§ **What is asked**: Extract the complete listing and repeat it word for word.

[Begin Data shown]

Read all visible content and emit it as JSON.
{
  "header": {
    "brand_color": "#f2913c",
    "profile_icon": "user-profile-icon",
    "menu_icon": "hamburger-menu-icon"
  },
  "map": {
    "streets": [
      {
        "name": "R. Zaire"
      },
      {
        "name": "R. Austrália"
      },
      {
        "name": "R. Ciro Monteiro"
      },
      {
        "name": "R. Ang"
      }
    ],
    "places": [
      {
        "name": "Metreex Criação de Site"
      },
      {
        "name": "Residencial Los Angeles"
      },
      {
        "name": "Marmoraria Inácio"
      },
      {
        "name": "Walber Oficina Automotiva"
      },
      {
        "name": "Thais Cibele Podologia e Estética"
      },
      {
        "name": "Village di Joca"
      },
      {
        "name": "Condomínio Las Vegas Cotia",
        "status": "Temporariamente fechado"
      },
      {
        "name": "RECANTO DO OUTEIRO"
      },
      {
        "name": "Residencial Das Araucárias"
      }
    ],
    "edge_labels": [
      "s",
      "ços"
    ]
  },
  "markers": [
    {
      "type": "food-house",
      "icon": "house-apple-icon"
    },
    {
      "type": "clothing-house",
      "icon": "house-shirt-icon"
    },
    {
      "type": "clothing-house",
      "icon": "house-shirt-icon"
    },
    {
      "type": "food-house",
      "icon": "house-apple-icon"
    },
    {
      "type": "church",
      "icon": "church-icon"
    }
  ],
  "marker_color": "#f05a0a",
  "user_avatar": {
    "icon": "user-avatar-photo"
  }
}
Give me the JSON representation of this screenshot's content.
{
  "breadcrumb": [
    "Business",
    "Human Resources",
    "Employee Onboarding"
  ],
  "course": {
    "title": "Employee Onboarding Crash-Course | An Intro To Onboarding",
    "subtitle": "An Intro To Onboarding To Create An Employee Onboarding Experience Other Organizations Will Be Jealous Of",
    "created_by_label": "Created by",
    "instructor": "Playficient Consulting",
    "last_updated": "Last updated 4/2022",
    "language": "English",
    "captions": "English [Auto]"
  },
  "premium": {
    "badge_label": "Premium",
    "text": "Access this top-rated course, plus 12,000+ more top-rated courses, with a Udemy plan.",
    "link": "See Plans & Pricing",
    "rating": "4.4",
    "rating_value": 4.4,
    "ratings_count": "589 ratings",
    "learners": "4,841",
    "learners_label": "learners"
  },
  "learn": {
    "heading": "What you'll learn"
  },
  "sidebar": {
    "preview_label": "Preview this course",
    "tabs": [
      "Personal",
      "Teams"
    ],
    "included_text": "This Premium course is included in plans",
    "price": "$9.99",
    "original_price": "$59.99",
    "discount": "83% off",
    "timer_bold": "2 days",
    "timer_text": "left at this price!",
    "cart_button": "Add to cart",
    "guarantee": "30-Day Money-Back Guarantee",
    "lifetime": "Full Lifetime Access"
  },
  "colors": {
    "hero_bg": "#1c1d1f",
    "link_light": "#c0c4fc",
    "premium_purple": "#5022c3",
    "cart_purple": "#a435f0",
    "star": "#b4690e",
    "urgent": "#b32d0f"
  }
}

[End Data shown]

§ **Task solution**:
Read all visible content and emit it as JSON.
{
  "header": {
    "brand_color": "#f2913c",
    "profile_icon": "user-profile-icon",
    "menu_icon": "hamburger-menu-icon"
  },
  "map": {
    "streets": [
      {
        "name": "R. Zaire"
      },
      {
        "name": "R. Austrália"
      },
      {
        "name": "R. Ciro Monteiro"
      },
      {
        "name": "R. Ang"
      }
    ],
    "places": [
      {
        "name": "Metreex Criação de Site"
      },
      {
        "name": "Residencial Los Angeles"
      },
      {
        "name": "Marmoraria Inácio"
      },
      {
        "name": "Walber Oficina Automotiva"
      },
      {
        "name": "Thais Cibele Podologia e Estética"
      },
      {
        "name": "Village di Joca"
      },
      {
        "name": "Condomínio Las Vegas Cotia",
        "status": "Temporariamente fechado"
      },
      {
        "name": "RECANTO DO OUTEIRO"
      },
      {
        "name": "Residencial Das Araucárias"
      }
    ],
    "edge_labels": [
      "s",
      "ços"
    ]
  },
  "markers": [
    {
      "type": "food-house",
      "icon": "house-apple-icon"
    },
    {
      "type": "clothing-house",
      "icon": "house-shirt-icon"
    },
    {
      "type": "clothing-house",
      "icon": "house-shirt-icon"
    },
    {
      "type": "food-house",
      "icon": "house-apple-icon"
    },
    {
      "type": "church",
      "icon": "church-icon"
    }
  ],
  "marker_color": "#f05a0a",
  "user_avatar": {
    "icon": "user-avatar-photo"
  }
}
Give me the JSON representation of this screenshot's content.
{
  "breadcrumb": [
    "Business",
    "Human Resources",
    "Employee Onboarding"
  ],
  "course": {
    "title": "Employee Onboarding Crash-Course | An Intro To Onboarding",
    "subtitle": "An Intro To Onboarding To Create An Employee Onboarding Experience Other Organizations Will Be Jealous Of",
    "created_by_label": "Created by",
    "instructor": "Playficient Consulting",
    "last_updated": "Last updated 4/2022",
    "language": "English",
    "captions": "English [Auto]"
  },
  "premium": {
    "badge_label": "Premium",
    "text": "Access this top-rated course, plus 12,000+ more top-rated courses, with a Udemy plan.",
    "link": "See Plans & Pricing",
    "rating": "4.4",
    "rating_value": 4.4,
    "ratings_count": "589 ratings",
    "learners": "4,841",
    "learners_label": "learners"
  },
  "learn": {
    "heading": "What you'll learn"
  },
  "sidebar": {
    "preview_label": "Preview this course",
    "tabs": [
      "Personal",
      "Teams"
    ],
    "included_text": "This Premium course is included in plans",
    "price": "$9.99",
    "original_price": "$59.99",
    "discount": "83% off",
    "timer_bold": "2 days",
    "timer_text": "left at this price!",
    "cart_button": "Add to cart",
    "guarantee": "30-Day Money-Back Guarantee",
    "lifetime": "Full Lifetime Access"
  },
  "colors": {
    "hero_bg": "#1c1d1f",
    "link_light": "#c0c4fc",
    "premium_purple": "#5022c3",
    "cart_purple": "#a435f0",
    "star": "#b4690e",
    "urgent": "#b32d0f"
  }
}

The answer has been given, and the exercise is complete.